§ What to work on
Look for the string "home" in the lines and copy each line that has it.

§ Material shown
- - - - - - -

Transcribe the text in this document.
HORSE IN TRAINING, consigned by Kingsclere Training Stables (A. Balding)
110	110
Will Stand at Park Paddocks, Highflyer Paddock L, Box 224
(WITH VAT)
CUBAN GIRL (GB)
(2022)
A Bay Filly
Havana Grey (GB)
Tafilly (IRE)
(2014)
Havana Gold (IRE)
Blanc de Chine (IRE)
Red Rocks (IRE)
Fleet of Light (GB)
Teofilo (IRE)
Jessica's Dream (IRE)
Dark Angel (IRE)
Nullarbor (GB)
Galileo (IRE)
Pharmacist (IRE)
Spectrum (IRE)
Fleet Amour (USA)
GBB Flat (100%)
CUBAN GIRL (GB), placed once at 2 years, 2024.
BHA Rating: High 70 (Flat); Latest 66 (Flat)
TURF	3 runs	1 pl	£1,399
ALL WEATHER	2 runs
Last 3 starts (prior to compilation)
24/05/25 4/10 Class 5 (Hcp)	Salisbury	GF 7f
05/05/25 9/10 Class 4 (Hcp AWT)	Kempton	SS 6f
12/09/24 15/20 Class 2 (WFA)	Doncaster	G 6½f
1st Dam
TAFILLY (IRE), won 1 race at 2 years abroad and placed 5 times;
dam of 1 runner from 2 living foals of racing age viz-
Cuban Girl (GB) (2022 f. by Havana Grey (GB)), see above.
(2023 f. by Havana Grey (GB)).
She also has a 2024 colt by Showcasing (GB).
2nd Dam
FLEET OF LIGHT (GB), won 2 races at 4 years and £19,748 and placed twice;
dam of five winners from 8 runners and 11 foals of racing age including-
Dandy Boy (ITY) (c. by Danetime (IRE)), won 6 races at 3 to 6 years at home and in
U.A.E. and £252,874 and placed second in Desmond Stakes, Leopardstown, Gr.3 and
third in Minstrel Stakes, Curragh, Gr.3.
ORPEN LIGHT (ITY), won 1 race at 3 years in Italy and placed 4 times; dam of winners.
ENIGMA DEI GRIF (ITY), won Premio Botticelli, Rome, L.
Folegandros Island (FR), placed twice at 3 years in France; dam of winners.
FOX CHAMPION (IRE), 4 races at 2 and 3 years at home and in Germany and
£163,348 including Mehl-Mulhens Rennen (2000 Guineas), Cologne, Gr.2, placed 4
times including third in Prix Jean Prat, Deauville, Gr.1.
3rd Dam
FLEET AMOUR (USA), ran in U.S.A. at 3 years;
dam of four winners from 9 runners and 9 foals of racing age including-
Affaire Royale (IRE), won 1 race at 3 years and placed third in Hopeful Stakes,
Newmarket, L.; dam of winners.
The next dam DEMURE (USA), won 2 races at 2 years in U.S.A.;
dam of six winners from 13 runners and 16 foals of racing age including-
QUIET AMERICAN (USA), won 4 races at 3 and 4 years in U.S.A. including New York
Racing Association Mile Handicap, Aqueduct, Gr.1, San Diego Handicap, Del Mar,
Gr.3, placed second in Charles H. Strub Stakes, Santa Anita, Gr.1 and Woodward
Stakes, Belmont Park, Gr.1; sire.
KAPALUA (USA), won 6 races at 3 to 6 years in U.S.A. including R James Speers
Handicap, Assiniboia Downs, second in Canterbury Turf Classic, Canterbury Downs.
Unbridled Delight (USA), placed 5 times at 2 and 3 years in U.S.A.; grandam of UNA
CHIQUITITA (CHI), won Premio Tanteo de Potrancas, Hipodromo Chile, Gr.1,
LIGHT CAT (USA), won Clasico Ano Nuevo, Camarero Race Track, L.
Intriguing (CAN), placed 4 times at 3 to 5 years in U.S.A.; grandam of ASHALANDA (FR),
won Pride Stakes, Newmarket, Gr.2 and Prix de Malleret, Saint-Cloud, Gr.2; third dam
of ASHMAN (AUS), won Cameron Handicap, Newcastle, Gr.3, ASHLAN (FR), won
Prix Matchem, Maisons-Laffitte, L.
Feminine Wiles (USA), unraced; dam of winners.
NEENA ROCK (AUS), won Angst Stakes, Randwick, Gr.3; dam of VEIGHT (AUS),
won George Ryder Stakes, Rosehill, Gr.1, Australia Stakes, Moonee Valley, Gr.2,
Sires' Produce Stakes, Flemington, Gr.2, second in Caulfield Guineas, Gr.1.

- - - - - - -

§ Result
Dandy Boy (ITY) (c. by Danetime (IRE)), won 6 races at 3 to 6 years at home and in
FOX CHAMPION (IRE), 4 races at 2 and 3 years at home and in Germany and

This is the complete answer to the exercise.